-- BEGIN Provided entries --

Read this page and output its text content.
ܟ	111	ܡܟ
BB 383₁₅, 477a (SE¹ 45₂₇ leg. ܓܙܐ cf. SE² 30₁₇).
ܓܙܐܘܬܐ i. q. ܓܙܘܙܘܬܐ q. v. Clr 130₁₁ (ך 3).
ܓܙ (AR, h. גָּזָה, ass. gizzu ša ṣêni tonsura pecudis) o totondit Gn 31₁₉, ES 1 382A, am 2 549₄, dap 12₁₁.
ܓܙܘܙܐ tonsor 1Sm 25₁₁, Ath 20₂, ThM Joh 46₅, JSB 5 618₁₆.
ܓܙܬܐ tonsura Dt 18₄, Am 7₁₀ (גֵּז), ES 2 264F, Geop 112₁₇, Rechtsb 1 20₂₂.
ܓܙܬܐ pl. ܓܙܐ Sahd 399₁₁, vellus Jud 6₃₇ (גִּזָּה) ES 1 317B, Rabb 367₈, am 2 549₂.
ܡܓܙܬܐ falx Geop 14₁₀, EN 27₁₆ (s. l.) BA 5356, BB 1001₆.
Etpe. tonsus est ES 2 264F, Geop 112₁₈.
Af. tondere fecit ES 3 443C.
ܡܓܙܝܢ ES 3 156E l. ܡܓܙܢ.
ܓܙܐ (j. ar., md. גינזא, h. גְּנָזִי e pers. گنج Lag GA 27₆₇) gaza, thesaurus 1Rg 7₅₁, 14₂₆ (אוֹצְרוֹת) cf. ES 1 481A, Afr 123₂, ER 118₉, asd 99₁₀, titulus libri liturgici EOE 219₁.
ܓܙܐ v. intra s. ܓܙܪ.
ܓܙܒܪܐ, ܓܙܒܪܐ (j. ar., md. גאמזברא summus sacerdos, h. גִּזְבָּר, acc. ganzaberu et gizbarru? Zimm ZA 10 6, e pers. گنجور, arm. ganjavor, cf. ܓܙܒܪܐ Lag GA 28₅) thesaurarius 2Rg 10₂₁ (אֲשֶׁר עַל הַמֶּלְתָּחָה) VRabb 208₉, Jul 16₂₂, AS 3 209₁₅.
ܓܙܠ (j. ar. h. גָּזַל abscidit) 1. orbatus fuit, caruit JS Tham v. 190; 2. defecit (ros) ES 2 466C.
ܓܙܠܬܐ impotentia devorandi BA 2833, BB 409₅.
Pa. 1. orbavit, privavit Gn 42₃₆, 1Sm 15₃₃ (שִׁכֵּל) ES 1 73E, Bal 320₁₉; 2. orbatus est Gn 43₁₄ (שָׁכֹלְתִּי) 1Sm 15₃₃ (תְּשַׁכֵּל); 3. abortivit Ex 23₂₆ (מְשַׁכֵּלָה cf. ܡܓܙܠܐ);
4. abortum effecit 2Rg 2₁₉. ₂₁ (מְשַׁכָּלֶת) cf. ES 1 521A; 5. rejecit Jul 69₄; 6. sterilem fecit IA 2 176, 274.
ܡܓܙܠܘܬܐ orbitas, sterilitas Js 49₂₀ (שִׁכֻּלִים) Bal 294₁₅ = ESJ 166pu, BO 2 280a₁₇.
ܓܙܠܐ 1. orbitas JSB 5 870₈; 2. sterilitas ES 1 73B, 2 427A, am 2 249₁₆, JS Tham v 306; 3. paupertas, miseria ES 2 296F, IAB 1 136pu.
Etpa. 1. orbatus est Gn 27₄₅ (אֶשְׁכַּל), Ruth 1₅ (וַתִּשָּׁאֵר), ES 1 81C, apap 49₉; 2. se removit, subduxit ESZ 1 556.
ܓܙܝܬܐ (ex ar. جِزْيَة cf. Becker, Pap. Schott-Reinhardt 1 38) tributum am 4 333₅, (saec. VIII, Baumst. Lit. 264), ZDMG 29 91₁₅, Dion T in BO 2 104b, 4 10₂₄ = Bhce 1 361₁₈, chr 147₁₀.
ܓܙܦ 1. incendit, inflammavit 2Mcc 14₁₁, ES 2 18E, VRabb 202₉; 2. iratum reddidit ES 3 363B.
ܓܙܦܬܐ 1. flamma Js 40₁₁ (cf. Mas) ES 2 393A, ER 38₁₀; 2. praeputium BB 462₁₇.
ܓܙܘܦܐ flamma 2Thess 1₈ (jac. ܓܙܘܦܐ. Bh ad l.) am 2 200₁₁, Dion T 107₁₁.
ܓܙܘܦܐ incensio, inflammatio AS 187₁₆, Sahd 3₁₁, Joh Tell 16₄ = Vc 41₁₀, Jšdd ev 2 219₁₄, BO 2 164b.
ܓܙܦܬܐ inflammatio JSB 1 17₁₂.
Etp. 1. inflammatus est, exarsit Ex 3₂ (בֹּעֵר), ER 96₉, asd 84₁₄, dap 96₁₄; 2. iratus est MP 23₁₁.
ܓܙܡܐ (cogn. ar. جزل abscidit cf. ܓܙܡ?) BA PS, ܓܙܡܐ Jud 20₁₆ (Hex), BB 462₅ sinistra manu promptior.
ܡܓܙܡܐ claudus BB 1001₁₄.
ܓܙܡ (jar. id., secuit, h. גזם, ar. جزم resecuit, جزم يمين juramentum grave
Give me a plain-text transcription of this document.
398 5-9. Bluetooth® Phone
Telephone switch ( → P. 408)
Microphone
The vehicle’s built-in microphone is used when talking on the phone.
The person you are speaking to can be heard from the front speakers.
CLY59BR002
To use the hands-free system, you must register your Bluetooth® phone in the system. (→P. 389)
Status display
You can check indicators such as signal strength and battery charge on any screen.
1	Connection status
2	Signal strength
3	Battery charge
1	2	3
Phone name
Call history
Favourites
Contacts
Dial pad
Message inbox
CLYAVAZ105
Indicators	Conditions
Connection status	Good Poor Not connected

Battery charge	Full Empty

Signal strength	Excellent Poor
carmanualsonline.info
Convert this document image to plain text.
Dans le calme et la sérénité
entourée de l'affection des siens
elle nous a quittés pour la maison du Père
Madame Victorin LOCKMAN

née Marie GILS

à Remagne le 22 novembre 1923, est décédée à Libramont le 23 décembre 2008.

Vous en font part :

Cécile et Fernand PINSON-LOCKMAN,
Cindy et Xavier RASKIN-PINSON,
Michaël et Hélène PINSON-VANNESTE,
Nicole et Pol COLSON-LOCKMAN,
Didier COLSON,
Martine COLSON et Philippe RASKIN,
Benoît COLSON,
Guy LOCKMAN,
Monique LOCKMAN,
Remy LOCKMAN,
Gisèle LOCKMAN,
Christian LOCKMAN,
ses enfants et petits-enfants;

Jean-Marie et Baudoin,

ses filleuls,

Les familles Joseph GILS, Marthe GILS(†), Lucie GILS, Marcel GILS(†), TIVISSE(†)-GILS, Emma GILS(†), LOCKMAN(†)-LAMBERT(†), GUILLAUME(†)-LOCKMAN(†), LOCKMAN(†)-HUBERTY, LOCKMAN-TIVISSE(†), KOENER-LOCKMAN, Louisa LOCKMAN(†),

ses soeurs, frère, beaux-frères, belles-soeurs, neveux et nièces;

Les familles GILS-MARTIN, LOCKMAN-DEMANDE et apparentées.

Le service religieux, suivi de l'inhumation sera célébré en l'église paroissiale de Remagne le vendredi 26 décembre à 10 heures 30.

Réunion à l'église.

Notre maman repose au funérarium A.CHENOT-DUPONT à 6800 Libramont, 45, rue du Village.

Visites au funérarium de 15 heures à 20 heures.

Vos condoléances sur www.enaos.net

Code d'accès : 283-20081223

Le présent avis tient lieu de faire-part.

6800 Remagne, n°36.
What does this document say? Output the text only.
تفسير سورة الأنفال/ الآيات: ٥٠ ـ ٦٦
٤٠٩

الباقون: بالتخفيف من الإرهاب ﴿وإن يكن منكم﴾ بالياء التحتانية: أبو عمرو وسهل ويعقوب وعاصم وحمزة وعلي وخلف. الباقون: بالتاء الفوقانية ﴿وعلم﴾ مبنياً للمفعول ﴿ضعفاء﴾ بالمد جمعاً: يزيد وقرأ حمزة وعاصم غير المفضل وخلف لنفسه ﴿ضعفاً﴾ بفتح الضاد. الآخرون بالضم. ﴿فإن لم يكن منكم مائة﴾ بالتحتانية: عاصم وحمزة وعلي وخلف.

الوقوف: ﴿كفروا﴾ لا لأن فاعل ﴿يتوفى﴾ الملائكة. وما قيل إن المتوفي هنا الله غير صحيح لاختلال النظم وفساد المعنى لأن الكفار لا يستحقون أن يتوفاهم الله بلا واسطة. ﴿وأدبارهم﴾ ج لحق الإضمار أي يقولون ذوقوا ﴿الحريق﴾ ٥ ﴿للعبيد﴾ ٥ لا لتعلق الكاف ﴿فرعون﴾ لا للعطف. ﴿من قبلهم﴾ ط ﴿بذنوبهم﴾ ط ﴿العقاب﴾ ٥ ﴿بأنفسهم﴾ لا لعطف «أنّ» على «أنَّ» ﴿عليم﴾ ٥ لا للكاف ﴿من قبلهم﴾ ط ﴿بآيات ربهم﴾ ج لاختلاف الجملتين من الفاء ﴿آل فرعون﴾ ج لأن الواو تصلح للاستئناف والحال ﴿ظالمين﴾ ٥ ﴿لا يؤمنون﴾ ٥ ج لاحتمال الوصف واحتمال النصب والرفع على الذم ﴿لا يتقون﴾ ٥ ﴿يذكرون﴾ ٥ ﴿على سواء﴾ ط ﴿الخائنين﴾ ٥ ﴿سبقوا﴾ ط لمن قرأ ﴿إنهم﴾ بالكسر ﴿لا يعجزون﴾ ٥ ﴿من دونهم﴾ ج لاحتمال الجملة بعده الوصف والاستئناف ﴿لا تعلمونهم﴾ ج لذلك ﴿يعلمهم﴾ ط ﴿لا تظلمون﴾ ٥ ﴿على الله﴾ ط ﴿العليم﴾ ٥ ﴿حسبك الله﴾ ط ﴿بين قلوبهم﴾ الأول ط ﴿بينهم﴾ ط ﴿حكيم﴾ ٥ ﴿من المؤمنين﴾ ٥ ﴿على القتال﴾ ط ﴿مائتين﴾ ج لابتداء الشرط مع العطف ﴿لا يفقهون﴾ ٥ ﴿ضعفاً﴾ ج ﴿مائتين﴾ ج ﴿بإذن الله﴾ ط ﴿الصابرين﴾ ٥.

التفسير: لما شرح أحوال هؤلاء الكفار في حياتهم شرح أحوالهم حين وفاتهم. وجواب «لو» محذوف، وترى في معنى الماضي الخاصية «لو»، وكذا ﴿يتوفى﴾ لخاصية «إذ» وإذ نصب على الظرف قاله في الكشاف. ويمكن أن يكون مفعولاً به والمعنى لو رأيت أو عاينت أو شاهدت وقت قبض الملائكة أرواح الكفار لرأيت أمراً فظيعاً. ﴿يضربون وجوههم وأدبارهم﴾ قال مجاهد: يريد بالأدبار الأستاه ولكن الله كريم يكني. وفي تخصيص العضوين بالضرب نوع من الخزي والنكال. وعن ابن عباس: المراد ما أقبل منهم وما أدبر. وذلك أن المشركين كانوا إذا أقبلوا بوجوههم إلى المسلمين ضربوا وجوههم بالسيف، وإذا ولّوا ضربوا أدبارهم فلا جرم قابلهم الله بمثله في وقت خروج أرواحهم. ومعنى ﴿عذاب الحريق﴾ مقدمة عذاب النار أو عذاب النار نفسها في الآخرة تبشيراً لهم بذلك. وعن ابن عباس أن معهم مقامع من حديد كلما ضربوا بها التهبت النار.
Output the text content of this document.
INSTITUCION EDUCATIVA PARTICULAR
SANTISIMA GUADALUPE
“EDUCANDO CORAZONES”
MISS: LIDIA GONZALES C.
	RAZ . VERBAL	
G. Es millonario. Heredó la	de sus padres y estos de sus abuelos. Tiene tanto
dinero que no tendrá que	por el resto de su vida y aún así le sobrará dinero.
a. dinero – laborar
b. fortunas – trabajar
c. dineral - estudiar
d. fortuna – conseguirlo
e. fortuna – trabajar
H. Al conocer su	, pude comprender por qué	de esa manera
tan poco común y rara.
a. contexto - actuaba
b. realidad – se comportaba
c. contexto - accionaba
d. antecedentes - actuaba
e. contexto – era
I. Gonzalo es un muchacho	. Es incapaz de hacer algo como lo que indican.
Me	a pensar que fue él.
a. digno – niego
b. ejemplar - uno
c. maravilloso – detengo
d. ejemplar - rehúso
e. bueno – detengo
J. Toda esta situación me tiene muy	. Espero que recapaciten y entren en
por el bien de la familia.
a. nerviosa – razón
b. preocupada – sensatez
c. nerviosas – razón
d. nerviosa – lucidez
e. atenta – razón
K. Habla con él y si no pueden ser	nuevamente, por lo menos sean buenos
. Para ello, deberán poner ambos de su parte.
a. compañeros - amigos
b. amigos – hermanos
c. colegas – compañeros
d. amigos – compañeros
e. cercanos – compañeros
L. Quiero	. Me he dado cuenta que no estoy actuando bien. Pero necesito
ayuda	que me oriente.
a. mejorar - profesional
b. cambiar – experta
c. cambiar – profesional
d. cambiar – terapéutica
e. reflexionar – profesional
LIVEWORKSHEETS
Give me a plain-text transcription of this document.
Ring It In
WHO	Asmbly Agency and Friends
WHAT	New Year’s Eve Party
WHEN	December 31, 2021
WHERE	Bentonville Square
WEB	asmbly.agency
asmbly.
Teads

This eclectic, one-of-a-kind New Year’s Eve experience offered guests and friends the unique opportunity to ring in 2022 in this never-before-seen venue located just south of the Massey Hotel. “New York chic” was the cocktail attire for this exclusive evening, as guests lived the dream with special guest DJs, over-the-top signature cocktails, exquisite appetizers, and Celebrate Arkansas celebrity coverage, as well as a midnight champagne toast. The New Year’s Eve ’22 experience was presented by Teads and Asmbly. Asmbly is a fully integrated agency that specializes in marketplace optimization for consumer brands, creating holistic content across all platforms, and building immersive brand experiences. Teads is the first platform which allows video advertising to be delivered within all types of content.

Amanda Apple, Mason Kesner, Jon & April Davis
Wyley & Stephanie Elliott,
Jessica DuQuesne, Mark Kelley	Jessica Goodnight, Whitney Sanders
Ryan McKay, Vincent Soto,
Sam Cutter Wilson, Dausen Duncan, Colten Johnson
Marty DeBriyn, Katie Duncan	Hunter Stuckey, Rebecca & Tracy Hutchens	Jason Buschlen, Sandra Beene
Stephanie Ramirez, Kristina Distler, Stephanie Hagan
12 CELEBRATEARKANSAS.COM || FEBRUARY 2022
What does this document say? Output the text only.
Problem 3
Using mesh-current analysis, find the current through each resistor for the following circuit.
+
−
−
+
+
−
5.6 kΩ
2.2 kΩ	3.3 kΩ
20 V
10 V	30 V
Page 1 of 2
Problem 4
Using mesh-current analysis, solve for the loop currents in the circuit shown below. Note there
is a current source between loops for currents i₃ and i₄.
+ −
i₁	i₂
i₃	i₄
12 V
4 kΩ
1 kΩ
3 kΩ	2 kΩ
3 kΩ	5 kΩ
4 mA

-- END Provided entries --

» **Task description**
Look over the material above and show each line where "Year" appears.

» **Solution for this exercise**
WHAT	New Year’s Eve Party
This eclectic, one-of-a-kind New Year’s Eve experience offered guests and friends the unique opportunity to ring in 2022 in this never-before-seen venue located just south of the Massey Hotel. “New York chic” was the cocktail attire for this exclusive evening, as guests lived the dream with special guest DJs, over-the-top signature cocktails, exquisite appetizers, and Celebrate Arkansas celebrity coverage, as well as a midnight champagne toast. The New Year’s Eve ’22 experience was presented by Teads and Asmbly. Asmbly is a fully integrated agency that specializes in marketplace optimization for consumer brands, creating holistic content across all platforms, and building immersive brand experiences. Teads is the first platform which allows video advertising to be delivered within all types of content.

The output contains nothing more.